*Texto selecionado:*
↓
Enfermeira do posto de saúde da comunidade do Poço da Panela, na Zona Norte do Recife, Cristiane Albuquerque explicou que, para se vacinar, só é preciso levar a caderneta de vacinação. “Se o indivíduo perdeu a caderneta, fica mais difícil, mas quando a pessoa já é acompanhada pelo posto em que vai se imunizar, é possível ver o espelho de vacinas no registro e criar um novo cartão, mas isso demora um tempo”, afirmou Cristiane.
De acordo com ela, para os adultos que não têm o cartão de vacina e não tomaram vacinas há mais de 10 anos, é preciso recomeçar todo o ciclo. “A pessoa deverá ser avaliada e, de acordo com as recomendações, tomar todas as vacinas contidas no calendário”, completou.
↑
*Informações fornecidas:*
↓
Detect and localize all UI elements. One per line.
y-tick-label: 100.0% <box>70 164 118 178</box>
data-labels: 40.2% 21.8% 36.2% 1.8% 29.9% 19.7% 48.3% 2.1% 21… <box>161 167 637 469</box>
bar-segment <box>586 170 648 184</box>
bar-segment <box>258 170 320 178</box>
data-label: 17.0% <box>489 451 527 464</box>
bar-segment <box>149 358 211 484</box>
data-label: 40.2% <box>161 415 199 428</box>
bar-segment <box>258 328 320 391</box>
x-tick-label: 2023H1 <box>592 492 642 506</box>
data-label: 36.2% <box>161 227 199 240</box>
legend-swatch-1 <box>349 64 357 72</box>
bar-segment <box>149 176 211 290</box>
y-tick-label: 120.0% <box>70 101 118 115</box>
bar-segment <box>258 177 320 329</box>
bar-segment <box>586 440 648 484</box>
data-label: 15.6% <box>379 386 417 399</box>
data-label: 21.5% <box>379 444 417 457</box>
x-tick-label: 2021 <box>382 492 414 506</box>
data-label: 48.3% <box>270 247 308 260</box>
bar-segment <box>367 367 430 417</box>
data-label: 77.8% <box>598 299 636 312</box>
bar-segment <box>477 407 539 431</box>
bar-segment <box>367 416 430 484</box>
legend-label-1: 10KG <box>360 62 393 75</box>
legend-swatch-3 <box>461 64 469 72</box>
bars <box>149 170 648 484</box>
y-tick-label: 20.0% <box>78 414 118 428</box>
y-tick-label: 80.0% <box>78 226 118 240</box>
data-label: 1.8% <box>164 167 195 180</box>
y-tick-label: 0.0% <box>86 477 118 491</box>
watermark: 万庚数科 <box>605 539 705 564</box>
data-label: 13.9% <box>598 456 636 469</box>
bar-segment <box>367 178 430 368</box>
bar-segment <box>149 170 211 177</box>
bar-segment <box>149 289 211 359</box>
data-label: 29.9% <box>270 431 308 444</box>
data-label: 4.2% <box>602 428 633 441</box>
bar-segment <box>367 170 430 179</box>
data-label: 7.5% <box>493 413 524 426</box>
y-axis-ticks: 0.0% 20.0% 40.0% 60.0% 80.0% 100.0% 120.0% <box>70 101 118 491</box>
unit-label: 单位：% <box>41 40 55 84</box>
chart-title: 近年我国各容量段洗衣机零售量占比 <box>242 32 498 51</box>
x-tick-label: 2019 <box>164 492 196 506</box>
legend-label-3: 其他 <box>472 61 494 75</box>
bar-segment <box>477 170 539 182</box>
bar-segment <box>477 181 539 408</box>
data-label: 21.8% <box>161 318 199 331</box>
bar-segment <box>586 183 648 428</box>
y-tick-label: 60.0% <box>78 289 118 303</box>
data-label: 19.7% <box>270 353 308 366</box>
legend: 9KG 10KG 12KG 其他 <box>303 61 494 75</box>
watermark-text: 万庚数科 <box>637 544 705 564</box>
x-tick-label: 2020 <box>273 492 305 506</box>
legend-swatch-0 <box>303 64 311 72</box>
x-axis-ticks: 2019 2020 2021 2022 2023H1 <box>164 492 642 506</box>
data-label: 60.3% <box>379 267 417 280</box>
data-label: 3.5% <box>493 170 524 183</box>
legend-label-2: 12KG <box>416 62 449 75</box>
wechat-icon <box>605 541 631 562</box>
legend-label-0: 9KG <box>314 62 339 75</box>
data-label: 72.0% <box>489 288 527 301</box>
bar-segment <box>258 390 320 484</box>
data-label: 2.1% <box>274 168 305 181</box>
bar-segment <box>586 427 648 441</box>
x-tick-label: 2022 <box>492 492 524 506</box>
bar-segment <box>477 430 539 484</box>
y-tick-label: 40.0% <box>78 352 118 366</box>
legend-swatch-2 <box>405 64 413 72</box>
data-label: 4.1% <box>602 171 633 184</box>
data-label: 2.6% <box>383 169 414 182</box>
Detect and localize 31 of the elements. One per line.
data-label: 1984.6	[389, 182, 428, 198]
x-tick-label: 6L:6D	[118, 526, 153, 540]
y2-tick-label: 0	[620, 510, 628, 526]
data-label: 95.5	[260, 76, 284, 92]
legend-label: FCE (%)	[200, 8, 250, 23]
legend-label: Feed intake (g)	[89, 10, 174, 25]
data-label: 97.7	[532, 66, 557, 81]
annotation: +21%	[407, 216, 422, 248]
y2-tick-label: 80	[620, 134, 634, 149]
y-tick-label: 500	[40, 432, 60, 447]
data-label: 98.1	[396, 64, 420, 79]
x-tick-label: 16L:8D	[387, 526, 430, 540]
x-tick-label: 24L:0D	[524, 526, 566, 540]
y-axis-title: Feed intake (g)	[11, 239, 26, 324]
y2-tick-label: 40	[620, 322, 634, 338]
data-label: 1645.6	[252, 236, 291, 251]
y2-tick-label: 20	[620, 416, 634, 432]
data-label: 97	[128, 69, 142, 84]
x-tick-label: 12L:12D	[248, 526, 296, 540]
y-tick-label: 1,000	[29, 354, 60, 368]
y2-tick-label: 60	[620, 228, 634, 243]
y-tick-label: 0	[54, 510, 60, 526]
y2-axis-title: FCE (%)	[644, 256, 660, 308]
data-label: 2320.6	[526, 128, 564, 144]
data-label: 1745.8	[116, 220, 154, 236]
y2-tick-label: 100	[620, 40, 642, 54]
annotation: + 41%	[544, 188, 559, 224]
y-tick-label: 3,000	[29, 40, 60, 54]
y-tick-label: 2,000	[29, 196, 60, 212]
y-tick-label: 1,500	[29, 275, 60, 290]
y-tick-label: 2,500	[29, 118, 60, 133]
↑
*Suas tarefas:*
[a] Reescreva de forma mais curta o parágrafo do texto selecionado que começa com "Enfermeira do posto de saúde", mantendo os fatos principais.
[b] Por favor, retome o texto selecionado a partir do ponto em que ele termina.

*Resultados do exercício:*
[a] Cristiane Albuquerque, enfermeira do posto de saúde do Poço da Panela, na Zona Norte do Recife, disse que para se vacinar basta levar a caderneta de vacinação. Sem ela, tudo fica mais difícil. Se a pessoa já é acompanhada pelo posto onde vai se imunizar, dá para ver o espelho de vacinas no registro e criar um novo cartão, mas isso demora.

[b]
O casal Isabelle Barbosa e Fernando Anacleto levaram o filho de um ano e quatro meses, Fernando Neto, para atualizar as vacinas na Policlínica Albert Sabin, na Tamarineira, Zona Norte da Capital. Lá, o garoto foi imunizado contra a Varicela, DTP, Hepatite A, Poliomielite e Gripe. “Ele tinha algumas desatualizadas, mas a maioria das vacinas estão no tempo certo.
Foi bom para se certificar de que tudo está correto”, disse o pai, Fernando Anacleto. No mesmo local, o gerente de restaurante Claudemir Falcão levou a filha, Beatriz, para se vacinar contra o vírus HPV. “Ela tem nove anos e está na época da imunização. Aproveitei para trazê-la durante a campanha”, explicou Claudemir.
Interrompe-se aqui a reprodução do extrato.